Exercise:
Locate each line below that includes "сложению" and reproduce it.

Given records:
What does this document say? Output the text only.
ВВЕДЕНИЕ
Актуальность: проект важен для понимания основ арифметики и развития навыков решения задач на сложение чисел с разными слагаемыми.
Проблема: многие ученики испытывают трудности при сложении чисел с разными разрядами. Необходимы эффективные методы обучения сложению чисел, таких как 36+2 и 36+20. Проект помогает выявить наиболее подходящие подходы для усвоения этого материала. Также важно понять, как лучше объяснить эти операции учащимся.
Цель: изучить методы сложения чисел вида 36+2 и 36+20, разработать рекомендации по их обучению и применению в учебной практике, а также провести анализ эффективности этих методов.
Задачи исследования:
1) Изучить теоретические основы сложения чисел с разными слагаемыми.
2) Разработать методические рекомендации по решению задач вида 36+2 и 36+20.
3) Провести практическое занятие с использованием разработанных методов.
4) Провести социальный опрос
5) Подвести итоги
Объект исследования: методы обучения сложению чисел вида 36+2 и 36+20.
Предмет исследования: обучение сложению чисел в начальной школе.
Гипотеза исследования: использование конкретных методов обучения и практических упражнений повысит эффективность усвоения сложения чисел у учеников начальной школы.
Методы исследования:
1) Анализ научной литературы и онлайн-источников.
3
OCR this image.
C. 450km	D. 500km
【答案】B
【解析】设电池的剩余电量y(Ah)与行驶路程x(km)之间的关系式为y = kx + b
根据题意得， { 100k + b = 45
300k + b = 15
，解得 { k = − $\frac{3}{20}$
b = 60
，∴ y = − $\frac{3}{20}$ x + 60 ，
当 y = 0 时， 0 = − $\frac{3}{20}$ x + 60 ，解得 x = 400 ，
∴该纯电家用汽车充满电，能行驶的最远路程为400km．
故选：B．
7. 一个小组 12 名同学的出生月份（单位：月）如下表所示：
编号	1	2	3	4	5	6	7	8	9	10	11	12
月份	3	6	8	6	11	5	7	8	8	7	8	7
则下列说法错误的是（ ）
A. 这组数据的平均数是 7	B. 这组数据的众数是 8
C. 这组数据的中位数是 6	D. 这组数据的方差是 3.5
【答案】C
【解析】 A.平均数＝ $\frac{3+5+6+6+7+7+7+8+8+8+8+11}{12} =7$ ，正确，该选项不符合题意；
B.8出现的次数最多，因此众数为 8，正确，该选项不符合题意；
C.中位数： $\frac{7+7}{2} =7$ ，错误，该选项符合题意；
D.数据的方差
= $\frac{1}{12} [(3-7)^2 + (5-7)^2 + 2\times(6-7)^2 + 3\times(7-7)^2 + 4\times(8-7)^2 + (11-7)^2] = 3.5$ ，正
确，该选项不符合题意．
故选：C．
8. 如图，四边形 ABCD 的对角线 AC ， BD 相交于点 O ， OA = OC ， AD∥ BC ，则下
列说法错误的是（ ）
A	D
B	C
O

Expected answer:
Проблема: многие ученики испытывают трудности при сложении чисел с разными разрядами. Необходимы эффективные методы обучения сложению чисел, таких как 36+2 и 36+20. Проект помогает выявить наиболее подходящие подходы для усвоения этого материала. Также важно понять, как лучше объяснить эти операции учащимся.
Объект исследования: методы обучения сложению чисел вида 36+2 и 36+20.
Предмет исследования: обучение сложению чисел в начальной школе.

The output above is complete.